• **Entries shown**
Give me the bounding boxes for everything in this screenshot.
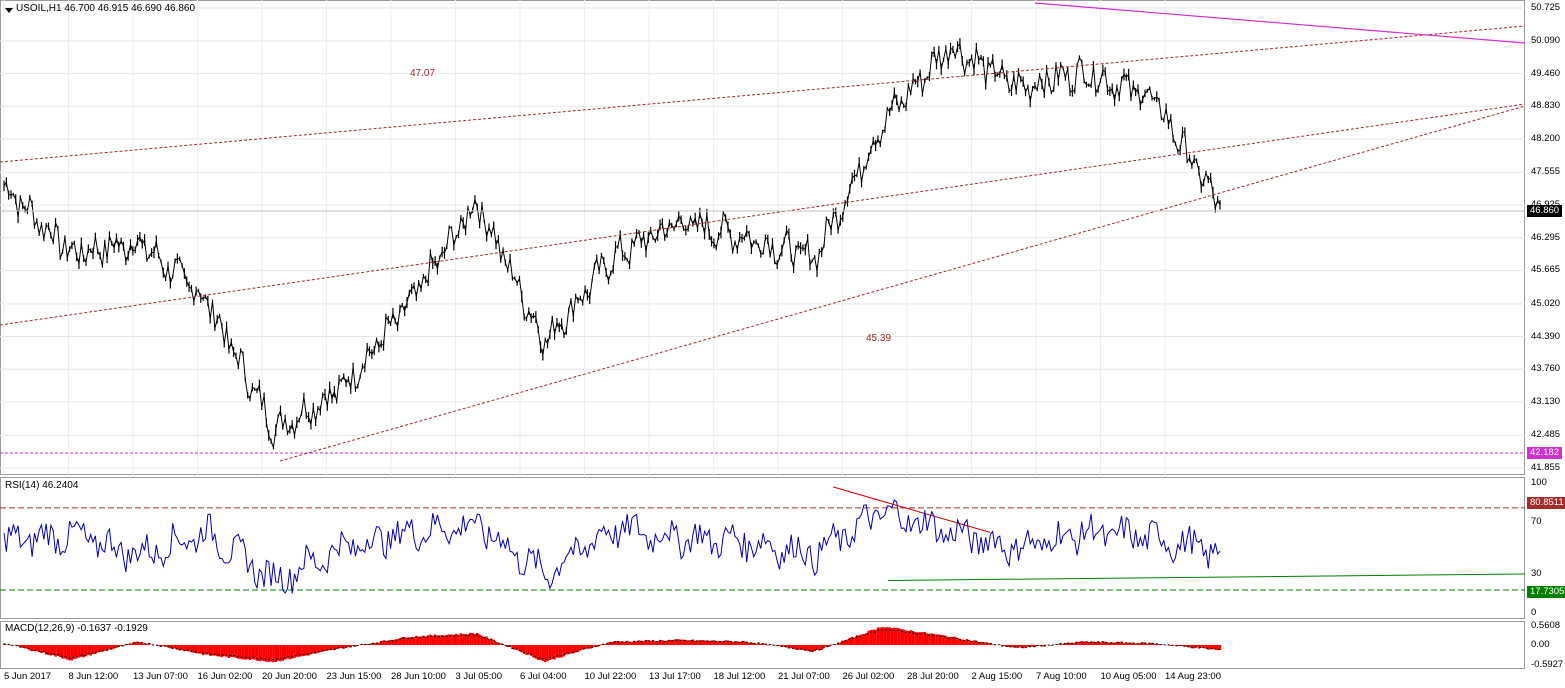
time-axis-label: 21 Jul 07:00 bbox=[778, 671, 830, 682]
channel-upper-line bbox=[0, 103, 1525, 326]
price-axis-label: 44.390 bbox=[1531, 330, 1561, 342]
resistance-trendline bbox=[1034, 2, 1525, 44]
price-axis-label: 48.830 bbox=[1531, 100, 1561, 112]
price-axis-label: 48.200 bbox=[1531, 132, 1561, 144]
annotation-lower-value: 45.39 bbox=[866, 333, 892, 344]
price-axis-label: 42.485 bbox=[1531, 429, 1561, 441]
time-axis-label: 28 Jun 10:00 bbox=[391, 671, 446, 682]
price-axis-label: 43.760 bbox=[1531, 363, 1561, 375]
symbol-header: USOIL,H1 46.700 46.915 46.690 46.860 bbox=[16, 3, 195, 14]
time-axis-label: 8 Jun 12:00 bbox=[68, 671, 119, 682]
chart-menu-arrow-icon[interactable] bbox=[5, 8, 13, 13]
time-axis-label: 10 Aug 05:00 bbox=[1100, 671, 1157, 682]
price-line bbox=[3, 42, 1221, 448]
current-price-tag: 46.860 bbox=[1527, 205, 1563, 217]
time-axis-label: 18 Jul 12:00 bbox=[713, 671, 766, 682]
rsi-support-line bbox=[887, 573, 1525, 581]
price-axis-label: 45.665 bbox=[1531, 264, 1561, 276]
level-price-tag: 42.182 bbox=[1527, 447, 1563, 459]
ohlc-values: 46.700 46.915 46.690 46.860 bbox=[64, 3, 196, 14]
price-axis-label: 45.020 bbox=[1531, 297, 1561, 309]
time-axis-label: 23 Jun 15:00 bbox=[326, 671, 382, 682]
price-series bbox=[3, 38, 1221, 450]
rsi-axis-label: 30 bbox=[1531, 568, 1542, 579]
time-axis-label: 13 Jun 07:00 bbox=[133, 671, 188, 682]
price-axis-label: 50.090 bbox=[1531, 34, 1561, 46]
time-axis-label: 26 Jul 02:00 bbox=[842, 671, 895, 682]
price-axis-label: 41.855 bbox=[1531, 462, 1561, 473]
time-axis-label: 5 Jun 2017 bbox=[4, 671, 52, 682]
rsi-axis-label: 0 bbox=[1531, 607, 1537, 618]
macd-axis-label: -0.5927 bbox=[1531, 659, 1564, 670]
macd-title: MACD(12,26,9) -0.1637 -0.1929 bbox=[5, 623, 148, 634]
symbol-name: USOIL,H1 bbox=[16, 3, 62, 14]
price-axis-label: 47.555 bbox=[1531, 166, 1561, 178]
rsi-axis-label: 70 bbox=[1531, 516, 1542, 527]
time-axis-label: 13 Jul 17:00 bbox=[649, 671, 701, 682]
price-chart-canvas[interactable] bbox=[0, 0, 1525, 475]
price-axis-label: 50.725 bbox=[1531, 2, 1561, 13]
time-axis-label: 28 Jul 20:00 bbox=[907, 671, 959, 682]
price-axis-label: 46.925 bbox=[1531, 199, 1560, 210]
rsi-title: RSI(14) 46.2404 bbox=[5, 480, 79, 491]
rsi-upper-tag: 80.8511 bbox=[1527, 497, 1565, 509]
time-axis-label: 6 Jul 04:00 bbox=[520, 671, 567, 682]
rsi-line bbox=[3, 499, 1221, 594]
time-axis-label: 20 Jun 20:00 bbox=[262, 671, 317, 682]
rsi-axis-label: 100 bbox=[1531, 477, 1547, 488]
price-axis-label: 43.130 bbox=[1531, 395, 1561, 407]
time-axis-label: 3 Jul 05:00 bbox=[455, 671, 502, 682]
time-axis-label: 14 Aug 23:00 bbox=[1165, 671, 1221, 682]
macd-signal-line bbox=[3, 629, 1221, 661]
annotation-upper-value: 47.07 bbox=[410, 68, 436, 79]
rsi-pane[interactable] bbox=[0, 477, 1525, 619]
time-axis-label: 16 Jun 02:00 bbox=[197, 671, 253, 682]
channel-top-line bbox=[0, 25, 1525, 163]
rsi-lower-tag: 17.7305 bbox=[1527, 586, 1565, 598]
price-axis-label: 46.295 bbox=[1531, 231, 1561, 243]
macd-axis-label: 0.5608 bbox=[1531, 620, 1561, 631]
channel-lower-line bbox=[279, 105, 1525, 462]
macd-chart-canvas[interactable] bbox=[0, 621, 1525, 669]
rsi-chart-canvas[interactable] bbox=[0, 477, 1525, 619]
price-axis-label: 49.460 bbox=[1531, 67, 1561, 79]
macd-axis-label: 0.00 bbox=[1531, 638, 1550, 650]
time-axis-label: 10 Jul 22:00 bbox=[584, 671, 637, 682]
time-axis-label: 2 Aug 15:00 bbox=[971, 671, 1023, 682]
time-axis-label: 7 Aug 10:00 bbox=[1036, 671, 1087, 682]
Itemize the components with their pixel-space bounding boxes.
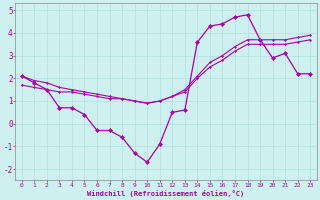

• **Instruction**
Pull out every line of the items above that contains the string "upper", matching its case exactly.

• **Task response**
channel-upper-line bbox=[0, 103, 1525, 326]
rsi-upper-tag: 80.8511 bbox=[1527, 497, 1565, 509]
annotation-upper-value: 47.07 bbox=[410, 68, 436, 79]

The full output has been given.